- _Goal of the exercise_:
Lines containing the word "marker" need to be counted. Please reply with how many there are, and nothing else.

(Records that describe figures)
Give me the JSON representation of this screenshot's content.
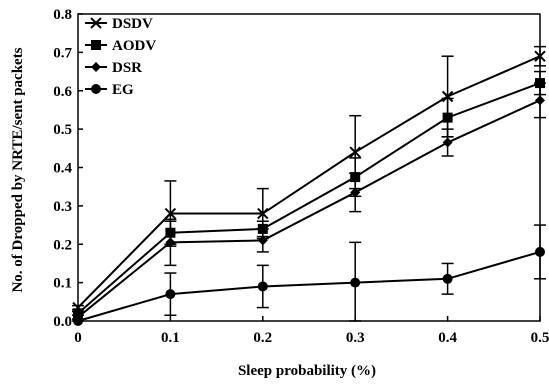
{
  "chart_data": {
    "type": "line",
    "xlabel": "Sleep probability (%)",
    "ylabel": "No. of Dropped by NRTE/sent packets",
    "xlim": [
      0,
      0.5
    ],
    "ylim": [
      0,
      0.8
    ],
    "x_ticks": [
      "0",
      "0.1",
      "0.2",
      "0.3",
      "0.4",
      "0.5"
    ],
    "y_ticks": [
      "0.0",
      "0.1",
      "0.2",
      "0.3",
      "0.4",
      "0.5",
      "0.6",
      "0.7",
      "0.8"
    ],
    "legend_position": "top-left",
    "grid": false,
    "x": [
      0,
      0.1,
      0.2,
      0.3,
      0.4,
      0.5
    ],
    "series": [
      {
        "name": "DSDV",
        "marker": "x",
        "values": [
          0.035,
          0.28,
          0.28,
          0.44,
          0.585,
          0.69
        ],
        "errors": [
          0.005,
          0.085,
          0.065,
          0.095,
          0.105,
          0.025
        ]
      },
      {
        "name": "AODV",
        "marker": "square",
        "values": [
          0.02,
          0.23,
          0.24,
          0.375,
          0.53,
          0.62
        ],
        "errors": [
          0.005,
          0.03,
          0.02,
          0.05,
          0.05,
          0.03
        ]
      },
      {
        "name": "DSR",
        "marker": "diamond",
        "values": [
          0.01,
          0.205,
          0.21,
          0.335,
          0.465,
          0.575
        ],
        "errors": [
          0.005,
          0.06,
          0.03,
          0.05,
          0.035,
          0.045
        ]
      },
      {
        "name": "EG",
        "marker": "circle",
        "values": [
          0.0,
          0.07,
          0.09,
          0.1,
          0.11,
          0.18
        ],
        "errors": [
          0.005,
          0.055,
          0.055,
          0.105,
          0.04,
          0.07
        ]
      }
    ]
  }
}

- _Finished exercise_:
4